[Entries taken from a collection]
===============

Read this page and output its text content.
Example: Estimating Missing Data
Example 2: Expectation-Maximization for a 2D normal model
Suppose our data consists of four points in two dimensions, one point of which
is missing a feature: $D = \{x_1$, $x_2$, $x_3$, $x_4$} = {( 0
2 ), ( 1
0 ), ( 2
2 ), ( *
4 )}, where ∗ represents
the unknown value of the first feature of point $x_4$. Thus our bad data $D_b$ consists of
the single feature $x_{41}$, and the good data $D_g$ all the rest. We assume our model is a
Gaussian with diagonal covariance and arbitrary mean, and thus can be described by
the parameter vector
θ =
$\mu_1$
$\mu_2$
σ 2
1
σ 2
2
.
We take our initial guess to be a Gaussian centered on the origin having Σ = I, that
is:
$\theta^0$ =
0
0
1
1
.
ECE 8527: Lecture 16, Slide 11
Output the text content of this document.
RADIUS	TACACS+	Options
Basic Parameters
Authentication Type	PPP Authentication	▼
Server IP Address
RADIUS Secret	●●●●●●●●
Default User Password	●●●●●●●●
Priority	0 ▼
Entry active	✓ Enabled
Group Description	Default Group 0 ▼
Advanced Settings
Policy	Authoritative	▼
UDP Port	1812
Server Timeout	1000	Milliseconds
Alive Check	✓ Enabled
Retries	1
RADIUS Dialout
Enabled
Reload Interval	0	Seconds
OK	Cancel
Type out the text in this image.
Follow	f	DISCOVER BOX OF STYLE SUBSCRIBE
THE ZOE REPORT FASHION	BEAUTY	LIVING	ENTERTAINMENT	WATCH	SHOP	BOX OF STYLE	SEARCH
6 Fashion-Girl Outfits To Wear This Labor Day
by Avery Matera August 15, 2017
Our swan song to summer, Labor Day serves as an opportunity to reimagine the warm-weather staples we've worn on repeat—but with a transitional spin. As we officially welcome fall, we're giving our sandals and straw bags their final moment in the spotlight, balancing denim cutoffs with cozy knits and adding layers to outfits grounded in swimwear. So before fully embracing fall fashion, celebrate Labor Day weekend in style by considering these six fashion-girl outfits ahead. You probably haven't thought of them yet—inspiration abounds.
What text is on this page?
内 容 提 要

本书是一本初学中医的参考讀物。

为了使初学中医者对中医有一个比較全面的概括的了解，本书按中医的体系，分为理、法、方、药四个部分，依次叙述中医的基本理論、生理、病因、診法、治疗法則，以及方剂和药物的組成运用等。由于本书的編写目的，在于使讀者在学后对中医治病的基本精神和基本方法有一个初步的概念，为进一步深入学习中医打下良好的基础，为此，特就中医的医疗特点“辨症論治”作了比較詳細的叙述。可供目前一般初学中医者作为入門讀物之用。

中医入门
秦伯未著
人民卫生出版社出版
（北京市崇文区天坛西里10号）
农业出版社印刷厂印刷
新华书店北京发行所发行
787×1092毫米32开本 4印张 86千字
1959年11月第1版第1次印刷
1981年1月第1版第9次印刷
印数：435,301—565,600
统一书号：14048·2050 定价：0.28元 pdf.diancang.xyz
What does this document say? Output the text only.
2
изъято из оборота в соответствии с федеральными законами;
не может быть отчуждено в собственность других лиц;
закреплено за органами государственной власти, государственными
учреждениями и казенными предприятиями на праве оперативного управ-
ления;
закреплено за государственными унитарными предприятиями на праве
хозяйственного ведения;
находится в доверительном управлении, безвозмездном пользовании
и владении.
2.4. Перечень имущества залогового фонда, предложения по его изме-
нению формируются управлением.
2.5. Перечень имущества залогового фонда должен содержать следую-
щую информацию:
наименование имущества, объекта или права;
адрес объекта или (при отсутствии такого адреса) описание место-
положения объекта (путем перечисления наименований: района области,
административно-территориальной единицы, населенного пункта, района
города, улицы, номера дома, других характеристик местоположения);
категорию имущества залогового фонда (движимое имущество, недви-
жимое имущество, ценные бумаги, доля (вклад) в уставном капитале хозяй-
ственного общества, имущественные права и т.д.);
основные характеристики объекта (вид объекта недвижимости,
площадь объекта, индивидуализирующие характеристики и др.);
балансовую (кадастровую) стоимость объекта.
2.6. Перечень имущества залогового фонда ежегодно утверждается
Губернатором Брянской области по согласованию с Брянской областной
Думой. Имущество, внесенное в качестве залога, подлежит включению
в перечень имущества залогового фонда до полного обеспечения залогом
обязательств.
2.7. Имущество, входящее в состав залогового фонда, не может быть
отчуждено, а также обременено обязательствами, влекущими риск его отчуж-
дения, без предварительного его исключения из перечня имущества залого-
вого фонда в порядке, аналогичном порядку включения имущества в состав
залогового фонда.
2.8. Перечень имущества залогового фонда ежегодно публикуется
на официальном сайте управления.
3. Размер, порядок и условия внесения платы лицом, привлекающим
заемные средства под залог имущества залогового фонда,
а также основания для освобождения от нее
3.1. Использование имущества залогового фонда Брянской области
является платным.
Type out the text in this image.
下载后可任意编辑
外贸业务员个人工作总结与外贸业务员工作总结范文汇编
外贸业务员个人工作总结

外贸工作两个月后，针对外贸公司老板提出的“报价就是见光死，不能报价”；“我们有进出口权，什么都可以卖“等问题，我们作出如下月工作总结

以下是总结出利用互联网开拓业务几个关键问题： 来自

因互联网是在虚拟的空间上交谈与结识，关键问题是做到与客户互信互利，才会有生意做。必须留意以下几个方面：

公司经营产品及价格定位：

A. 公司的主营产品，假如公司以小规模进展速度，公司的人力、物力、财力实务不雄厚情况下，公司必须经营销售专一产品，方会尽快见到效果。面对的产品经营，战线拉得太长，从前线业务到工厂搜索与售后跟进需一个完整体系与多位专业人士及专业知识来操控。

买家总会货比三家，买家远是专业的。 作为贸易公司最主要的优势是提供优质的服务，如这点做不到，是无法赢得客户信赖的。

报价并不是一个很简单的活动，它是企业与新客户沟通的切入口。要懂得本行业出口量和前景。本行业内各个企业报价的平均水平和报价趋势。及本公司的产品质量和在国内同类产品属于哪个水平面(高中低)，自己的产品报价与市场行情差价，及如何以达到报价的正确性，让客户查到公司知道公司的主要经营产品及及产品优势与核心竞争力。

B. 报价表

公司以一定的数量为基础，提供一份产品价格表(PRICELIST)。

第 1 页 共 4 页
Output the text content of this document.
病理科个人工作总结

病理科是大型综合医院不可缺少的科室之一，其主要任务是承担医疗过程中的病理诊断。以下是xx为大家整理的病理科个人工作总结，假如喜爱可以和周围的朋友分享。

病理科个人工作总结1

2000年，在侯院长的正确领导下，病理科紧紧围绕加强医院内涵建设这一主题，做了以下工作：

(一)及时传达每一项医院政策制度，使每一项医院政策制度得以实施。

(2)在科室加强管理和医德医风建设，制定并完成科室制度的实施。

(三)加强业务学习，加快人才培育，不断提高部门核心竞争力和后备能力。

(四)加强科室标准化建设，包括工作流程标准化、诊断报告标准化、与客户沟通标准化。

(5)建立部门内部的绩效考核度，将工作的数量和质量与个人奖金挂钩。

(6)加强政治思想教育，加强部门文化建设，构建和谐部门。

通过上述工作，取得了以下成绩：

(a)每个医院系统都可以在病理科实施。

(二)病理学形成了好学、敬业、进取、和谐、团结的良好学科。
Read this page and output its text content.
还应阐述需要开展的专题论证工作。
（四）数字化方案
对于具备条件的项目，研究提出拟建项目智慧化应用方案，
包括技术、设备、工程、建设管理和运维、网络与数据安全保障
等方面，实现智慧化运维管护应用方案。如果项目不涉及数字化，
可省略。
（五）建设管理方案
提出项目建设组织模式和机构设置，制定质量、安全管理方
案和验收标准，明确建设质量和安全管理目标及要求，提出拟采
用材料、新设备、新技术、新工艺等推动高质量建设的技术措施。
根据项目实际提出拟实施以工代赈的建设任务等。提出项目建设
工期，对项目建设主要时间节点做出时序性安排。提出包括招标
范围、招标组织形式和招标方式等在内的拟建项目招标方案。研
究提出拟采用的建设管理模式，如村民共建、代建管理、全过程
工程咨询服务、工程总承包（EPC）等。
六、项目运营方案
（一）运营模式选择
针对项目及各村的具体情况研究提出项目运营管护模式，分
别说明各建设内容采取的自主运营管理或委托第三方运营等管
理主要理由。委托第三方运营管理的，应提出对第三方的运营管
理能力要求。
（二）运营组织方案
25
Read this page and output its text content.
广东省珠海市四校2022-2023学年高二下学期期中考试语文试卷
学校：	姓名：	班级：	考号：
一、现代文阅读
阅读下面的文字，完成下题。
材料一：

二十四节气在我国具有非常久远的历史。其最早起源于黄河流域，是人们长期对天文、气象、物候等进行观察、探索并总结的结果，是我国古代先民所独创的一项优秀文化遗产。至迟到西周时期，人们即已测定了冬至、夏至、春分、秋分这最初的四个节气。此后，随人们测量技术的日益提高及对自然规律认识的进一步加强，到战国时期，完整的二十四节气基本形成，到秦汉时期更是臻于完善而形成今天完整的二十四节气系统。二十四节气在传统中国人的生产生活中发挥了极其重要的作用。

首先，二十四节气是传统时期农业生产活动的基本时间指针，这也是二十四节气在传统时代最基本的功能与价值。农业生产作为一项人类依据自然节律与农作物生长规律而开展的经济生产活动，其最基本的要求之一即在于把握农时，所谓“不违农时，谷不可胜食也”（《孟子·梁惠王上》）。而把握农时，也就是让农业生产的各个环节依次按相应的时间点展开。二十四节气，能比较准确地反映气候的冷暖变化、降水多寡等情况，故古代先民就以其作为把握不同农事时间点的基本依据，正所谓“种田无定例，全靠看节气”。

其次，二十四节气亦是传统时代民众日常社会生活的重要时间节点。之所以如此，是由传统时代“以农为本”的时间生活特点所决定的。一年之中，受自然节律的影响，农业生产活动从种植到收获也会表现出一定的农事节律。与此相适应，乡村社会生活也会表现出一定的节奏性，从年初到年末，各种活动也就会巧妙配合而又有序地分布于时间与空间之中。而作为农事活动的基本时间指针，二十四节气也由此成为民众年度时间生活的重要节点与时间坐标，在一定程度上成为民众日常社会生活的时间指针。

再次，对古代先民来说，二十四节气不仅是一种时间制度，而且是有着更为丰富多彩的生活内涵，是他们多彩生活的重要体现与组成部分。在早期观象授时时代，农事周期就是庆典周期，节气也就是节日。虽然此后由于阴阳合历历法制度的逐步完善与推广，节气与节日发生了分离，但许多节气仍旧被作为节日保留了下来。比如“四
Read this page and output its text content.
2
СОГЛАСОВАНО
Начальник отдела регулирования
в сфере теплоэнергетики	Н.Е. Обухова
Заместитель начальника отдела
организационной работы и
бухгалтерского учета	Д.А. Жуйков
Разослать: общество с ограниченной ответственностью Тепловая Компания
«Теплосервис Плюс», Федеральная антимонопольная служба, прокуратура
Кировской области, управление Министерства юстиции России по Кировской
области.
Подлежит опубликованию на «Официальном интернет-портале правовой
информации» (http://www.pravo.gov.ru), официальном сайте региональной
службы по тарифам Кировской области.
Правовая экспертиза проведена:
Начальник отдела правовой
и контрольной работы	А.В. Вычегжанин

===============

◆ What is asked
Give only the number of lines in the entries above that contain the string "RADIUS".

◆ Response to the exercise
3